• WHAT IS REQUIRED: Please report every line from the material that contains the word "extraction".
═══ SUPPLIED MATERIAL ═══
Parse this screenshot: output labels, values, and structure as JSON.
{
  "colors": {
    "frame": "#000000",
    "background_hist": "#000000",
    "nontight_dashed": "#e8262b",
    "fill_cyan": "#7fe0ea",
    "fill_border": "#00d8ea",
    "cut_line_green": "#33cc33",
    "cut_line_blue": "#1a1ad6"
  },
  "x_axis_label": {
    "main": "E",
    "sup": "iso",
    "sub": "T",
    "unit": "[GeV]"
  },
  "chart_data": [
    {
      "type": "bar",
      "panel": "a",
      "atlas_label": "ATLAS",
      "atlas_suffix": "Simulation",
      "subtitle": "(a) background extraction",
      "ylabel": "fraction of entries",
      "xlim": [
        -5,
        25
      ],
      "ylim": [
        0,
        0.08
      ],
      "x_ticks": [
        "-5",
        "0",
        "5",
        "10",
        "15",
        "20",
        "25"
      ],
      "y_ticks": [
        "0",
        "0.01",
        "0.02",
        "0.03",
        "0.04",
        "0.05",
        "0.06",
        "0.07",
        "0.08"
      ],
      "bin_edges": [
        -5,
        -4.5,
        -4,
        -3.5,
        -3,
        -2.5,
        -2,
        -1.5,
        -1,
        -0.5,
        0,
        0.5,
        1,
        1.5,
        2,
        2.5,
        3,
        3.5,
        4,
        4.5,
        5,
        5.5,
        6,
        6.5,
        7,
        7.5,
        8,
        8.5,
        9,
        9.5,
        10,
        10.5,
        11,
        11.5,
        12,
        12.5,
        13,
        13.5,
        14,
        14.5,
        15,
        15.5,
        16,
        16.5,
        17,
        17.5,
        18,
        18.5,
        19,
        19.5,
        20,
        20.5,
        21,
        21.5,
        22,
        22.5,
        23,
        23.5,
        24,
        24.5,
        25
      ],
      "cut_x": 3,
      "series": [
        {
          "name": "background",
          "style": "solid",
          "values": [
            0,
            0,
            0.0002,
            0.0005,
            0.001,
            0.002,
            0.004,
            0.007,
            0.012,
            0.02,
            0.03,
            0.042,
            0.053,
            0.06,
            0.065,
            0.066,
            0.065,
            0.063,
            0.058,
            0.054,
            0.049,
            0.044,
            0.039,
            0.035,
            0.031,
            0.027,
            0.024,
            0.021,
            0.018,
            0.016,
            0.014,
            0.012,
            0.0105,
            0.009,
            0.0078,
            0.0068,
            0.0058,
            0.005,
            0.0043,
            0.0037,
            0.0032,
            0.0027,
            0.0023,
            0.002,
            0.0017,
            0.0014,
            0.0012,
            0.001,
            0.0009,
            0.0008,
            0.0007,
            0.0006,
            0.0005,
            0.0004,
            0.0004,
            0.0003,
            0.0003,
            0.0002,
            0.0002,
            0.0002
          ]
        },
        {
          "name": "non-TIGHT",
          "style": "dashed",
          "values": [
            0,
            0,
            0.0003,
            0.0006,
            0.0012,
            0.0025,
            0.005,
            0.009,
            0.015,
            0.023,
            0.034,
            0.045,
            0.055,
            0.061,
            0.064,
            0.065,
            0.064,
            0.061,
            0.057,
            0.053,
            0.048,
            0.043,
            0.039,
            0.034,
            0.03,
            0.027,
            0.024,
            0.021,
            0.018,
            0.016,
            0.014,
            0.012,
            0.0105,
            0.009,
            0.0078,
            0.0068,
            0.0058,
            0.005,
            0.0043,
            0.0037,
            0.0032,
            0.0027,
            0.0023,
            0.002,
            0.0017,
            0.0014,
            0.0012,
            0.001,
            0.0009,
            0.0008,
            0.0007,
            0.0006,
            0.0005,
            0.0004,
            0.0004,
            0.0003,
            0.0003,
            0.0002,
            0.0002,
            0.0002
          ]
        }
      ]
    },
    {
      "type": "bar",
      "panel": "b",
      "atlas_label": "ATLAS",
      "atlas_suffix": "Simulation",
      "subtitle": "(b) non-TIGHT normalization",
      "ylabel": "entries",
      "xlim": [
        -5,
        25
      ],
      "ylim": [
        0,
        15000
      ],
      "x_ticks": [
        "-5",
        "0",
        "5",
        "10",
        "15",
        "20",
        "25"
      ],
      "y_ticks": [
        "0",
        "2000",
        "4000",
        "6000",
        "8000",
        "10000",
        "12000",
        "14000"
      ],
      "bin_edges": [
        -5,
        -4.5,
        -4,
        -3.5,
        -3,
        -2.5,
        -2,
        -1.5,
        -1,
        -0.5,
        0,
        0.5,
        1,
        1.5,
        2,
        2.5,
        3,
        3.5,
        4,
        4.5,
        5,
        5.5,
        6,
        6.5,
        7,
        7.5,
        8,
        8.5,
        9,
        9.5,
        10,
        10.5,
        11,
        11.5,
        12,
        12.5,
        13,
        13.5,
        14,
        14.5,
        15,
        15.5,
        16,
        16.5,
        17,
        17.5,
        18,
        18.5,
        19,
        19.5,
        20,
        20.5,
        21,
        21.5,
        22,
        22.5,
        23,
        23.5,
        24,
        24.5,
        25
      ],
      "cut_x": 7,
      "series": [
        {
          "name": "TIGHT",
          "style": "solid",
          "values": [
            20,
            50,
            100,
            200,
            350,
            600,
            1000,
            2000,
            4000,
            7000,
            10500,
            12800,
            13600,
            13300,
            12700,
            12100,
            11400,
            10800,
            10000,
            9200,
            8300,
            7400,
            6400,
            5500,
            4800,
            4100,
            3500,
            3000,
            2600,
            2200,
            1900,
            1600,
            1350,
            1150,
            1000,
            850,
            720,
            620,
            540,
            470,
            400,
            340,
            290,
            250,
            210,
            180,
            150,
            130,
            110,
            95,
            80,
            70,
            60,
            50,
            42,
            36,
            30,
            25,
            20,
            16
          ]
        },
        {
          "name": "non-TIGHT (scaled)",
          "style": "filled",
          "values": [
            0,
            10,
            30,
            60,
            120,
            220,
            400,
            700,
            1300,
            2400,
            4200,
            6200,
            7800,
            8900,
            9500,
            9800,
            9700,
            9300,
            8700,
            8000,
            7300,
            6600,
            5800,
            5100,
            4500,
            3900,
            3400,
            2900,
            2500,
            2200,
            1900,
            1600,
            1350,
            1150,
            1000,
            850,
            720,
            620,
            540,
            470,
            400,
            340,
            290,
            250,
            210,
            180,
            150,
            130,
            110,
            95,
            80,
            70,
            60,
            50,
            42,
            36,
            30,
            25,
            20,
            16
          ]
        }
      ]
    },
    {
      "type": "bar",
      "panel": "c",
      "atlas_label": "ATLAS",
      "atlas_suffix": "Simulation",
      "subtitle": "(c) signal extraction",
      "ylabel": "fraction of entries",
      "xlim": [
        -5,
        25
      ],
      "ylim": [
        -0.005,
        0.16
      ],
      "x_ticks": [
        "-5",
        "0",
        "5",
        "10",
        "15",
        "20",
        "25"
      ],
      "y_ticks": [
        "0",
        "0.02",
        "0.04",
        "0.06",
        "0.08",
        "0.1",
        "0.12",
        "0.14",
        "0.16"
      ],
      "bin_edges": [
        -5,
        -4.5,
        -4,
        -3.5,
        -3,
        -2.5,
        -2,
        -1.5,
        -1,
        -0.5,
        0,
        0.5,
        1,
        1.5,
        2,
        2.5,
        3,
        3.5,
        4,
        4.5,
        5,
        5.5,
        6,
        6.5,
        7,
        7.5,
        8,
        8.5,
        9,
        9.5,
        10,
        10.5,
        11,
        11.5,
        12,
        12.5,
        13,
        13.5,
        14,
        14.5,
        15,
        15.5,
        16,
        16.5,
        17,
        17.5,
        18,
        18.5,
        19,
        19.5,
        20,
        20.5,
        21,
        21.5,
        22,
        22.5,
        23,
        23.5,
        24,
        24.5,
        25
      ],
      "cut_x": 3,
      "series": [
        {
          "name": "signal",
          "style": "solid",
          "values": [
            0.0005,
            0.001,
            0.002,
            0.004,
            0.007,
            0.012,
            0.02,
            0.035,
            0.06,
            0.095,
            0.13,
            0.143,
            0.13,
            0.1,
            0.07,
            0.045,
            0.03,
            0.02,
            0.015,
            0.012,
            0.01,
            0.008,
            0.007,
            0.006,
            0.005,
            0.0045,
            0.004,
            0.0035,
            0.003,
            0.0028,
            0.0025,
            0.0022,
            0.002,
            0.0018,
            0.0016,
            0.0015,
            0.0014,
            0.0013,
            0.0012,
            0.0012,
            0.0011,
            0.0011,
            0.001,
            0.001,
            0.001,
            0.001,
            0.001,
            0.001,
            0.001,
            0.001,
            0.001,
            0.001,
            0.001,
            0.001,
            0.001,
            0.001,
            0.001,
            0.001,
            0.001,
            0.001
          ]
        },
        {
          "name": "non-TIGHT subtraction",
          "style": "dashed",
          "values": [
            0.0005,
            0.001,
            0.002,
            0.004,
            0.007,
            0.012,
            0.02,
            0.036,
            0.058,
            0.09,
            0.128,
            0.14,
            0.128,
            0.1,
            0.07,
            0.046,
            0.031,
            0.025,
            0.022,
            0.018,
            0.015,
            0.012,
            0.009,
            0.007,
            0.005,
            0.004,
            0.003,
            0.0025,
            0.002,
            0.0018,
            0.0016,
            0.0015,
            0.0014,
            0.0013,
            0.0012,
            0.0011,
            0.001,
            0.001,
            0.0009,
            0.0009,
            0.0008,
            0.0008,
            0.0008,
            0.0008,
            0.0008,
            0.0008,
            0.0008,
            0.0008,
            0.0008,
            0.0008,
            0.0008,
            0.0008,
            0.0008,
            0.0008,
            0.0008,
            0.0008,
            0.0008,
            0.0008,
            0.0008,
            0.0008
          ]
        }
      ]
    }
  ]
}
═══
• ANSWER TO THIS PROBLEM:
      "subtitle": "(a) background extraction",
      "subtitle": "(c) signal extraction",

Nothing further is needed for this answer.